### Rows
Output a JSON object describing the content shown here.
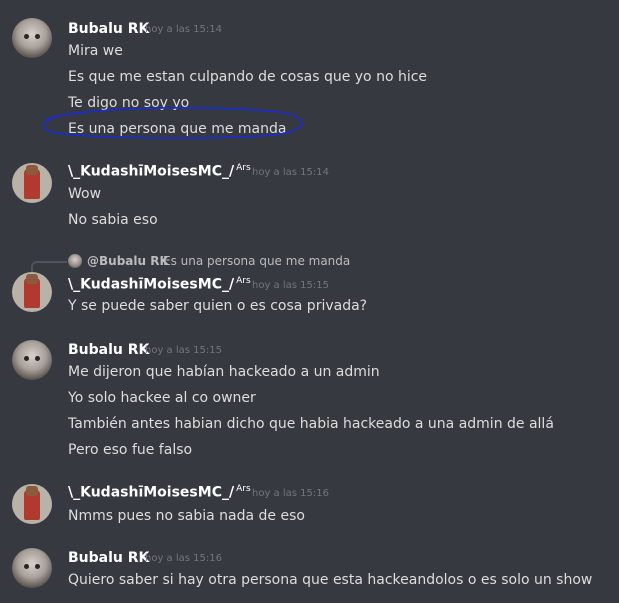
{
  "messages": [
    {
      "author": "Bubalu RK",
      "timestamp": "hoy a las 15:14",
      "lines": [
        "Mira we",
        "Es que me estan culpando de cosas que yo no hice",
        "Te digo no soy yo",
        "Es una persona que me manda"
      ]
    },
    {
      "author": "\\_KudashiiMoisesMC_/",
      "author_display": "\\_KudashīMoisesMC_/",
      "tag": "Ars",
      "timestamp": "hoy a las 15:14",
      "lines": [
        "Wow",
        "No sabia eso"
      ]
    },
    {
      "reply": {
        "mention": "@Bubalu RK",
        "text": "Es una persona que me manda"
      },
      "author": "\\_KudashīMoisesMC_/",
      "tag": "Ars",
      "timestamp": "hoy a las 15:15",
      "lines": [
        "Y se puede saber quien o es cosa privada?"
      ]
    },
    {
      "author": "Bubalu RK",
      "timestamp": "hoy a las 15:15",
      "lines": [
        "Me dijeron que habían hackeado a un admin",
        "Yo solo hackee al co owner",
        "También antes habian dicho que habia hackeado a una admin de allá",
        "Pero eso fue falso"
      ]
    },
    {
      "author": "\\_KudashīMoisesMC_/",
      "tag": "Ars",
      "timestamp": "hoy a las 15:16",
      "lines": [
        "Nmms pues no sabia nada de eso"
      ]
    },
    {
      "author": "Bubalu RK",
      "timestamp": "hoy a las 15:16",
      "lines": [
        "Quiero saber si hay otra persona que esta hackeandolos o es solo un show"
      ]
    }
  ],
  "colors": {
    "background": "#36393f",
    "username": "#ffffff",
    "text": "#dcddde",
    "timestamp": "#72767d",
    "annotation_circle": "#1a2bd6"
  }
}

### Problem statement
Leave out the pictures and output the rest of the material exactly as written.

### Finished task
Output a JSON object describing the content shown here.
{
  "messages": [
    {
      "author": "Bubalu RK",
      "timestamp": "hoy a las 15:14",
      "lines": [
        "Mira we",
        "Es que me estan culpando de cosas que yo no hice",
        "Te digo no soy yo",
        "Es una persona que me manda"
      ]
    },
    {
      "author": "\\_KudashiiMoisesMC_/",
      "author_display": "\\_KudashīMoisesMC_/",
      "tag": "Ars",
      "timestamp": "hoy a las 15:14",
      "lines": [
        "Wow",
        "No sabia eso"
      ]
    },
    {
      "reply": {
        "mention": "@Bubalu RK",
        "text": "Es una persona que me manda"
      },
      "author": "\\_KudashīMoisesMC_/",
      "tag": "Ars",
      "timestamp": "hoy a las 15:15",
      "lines": [
        "Y se puede saber quien o es cosa privada?"
      ]
    },
    {
      "author": "Bubalu RK",
      "timestamp": "hoy a las 15:15",
      "lines": [
        "Me dijeron que habían hackeado a un admin",
        "Yo solo hackee al co owner",
        "También antes habian dicho que habia hackeado a una admin de allá",
        "Pero eso fue falso"
      ]
    },
    {
      "author": "\\_KudashīMoisesMC_/",
      "tag": "Ars",
      "timestamp": "hoy a las 15:16",
      "lines": [
        "Nmms pues no sabia nada de eso"
      ]
    },
    {
      "author": "Bubalu RK",
      "timestamp": "hoy a las 15:16",
      "lines": [
        "Quiero saber si hay otra persona que esta hackeandolos o es solo un show"
      ]
    }
  ],
  "colors": {
    "background": "#36393f",
    "username": "#ffffff",
    "text": "#dcddde",
    "timestamp": "#72767d",
    "annotation_circle": "#1a2bd6"
  }
}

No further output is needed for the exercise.